Records follow. Copy every line with "color".

___ Given information

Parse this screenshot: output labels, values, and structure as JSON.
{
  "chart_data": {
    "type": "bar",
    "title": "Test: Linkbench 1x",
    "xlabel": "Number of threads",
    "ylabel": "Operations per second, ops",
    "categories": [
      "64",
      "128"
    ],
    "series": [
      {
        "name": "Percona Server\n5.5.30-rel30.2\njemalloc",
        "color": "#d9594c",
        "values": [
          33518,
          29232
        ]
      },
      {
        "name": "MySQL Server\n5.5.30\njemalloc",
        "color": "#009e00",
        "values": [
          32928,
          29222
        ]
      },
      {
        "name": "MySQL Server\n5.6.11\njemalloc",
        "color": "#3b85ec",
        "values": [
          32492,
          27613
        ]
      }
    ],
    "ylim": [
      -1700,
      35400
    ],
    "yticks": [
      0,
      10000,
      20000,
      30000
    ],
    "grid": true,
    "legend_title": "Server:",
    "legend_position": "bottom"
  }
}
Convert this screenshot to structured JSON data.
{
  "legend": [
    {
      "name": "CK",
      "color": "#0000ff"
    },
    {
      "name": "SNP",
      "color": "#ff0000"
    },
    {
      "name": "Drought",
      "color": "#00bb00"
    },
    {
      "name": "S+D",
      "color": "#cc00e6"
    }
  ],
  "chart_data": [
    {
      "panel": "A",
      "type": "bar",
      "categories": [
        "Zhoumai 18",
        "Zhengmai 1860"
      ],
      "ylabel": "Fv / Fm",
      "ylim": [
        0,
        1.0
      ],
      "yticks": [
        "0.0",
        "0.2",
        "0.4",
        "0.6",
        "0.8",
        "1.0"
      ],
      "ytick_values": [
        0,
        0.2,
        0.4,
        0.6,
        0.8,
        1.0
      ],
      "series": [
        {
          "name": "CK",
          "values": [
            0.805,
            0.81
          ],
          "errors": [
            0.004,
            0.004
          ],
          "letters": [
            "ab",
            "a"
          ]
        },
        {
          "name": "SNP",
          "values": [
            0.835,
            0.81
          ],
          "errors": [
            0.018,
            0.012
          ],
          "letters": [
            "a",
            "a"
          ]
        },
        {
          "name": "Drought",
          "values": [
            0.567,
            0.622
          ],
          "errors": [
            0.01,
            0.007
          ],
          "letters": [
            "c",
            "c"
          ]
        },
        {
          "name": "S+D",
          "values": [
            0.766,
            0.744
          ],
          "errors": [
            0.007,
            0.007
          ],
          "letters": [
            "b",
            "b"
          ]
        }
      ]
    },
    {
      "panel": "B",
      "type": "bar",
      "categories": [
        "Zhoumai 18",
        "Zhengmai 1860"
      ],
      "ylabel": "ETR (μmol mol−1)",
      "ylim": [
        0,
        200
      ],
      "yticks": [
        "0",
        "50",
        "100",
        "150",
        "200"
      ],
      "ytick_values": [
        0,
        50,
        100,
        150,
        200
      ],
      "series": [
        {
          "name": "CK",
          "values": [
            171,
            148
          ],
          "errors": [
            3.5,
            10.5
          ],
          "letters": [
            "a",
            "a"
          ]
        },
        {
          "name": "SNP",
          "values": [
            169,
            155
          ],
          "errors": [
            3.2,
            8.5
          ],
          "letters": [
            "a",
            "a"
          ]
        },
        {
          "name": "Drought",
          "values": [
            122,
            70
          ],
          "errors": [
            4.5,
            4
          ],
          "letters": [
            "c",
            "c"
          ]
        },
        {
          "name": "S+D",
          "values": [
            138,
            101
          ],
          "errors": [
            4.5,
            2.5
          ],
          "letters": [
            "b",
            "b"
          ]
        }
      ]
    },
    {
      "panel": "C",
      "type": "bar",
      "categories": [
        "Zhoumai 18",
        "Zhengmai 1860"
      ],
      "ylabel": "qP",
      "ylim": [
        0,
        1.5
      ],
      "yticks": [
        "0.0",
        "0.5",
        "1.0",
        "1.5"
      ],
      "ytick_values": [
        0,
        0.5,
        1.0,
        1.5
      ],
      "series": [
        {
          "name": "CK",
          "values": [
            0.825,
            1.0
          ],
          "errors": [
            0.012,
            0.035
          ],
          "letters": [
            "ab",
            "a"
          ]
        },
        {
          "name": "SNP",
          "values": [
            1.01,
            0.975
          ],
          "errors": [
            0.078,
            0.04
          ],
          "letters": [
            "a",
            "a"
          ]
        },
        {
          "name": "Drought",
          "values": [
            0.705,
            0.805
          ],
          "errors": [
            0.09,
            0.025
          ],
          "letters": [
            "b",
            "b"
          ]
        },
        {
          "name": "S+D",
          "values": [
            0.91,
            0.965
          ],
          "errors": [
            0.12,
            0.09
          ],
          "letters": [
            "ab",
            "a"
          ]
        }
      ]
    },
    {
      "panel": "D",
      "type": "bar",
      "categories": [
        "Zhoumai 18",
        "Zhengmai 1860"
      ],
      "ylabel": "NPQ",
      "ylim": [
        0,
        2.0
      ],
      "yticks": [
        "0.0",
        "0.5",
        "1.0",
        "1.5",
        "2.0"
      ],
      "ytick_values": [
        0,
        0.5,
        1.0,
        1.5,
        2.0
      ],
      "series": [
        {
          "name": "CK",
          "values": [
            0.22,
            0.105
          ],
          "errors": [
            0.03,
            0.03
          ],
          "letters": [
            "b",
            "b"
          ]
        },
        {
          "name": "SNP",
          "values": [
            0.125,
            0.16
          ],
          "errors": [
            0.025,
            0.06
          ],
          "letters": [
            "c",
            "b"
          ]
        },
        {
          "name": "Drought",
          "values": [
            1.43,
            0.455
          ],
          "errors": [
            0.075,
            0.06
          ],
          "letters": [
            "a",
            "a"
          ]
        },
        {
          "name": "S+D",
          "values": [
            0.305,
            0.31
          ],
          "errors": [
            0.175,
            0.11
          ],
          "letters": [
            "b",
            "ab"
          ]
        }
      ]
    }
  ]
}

______

Output of the task.
        "color": "#d9594c",
        "color": "#009e00",
        "color": "#3b85ec",
      "color": "#0000ff"
      "color": "#ff0000"
      "color": "#00bb00"
      "color": "#cc00e6"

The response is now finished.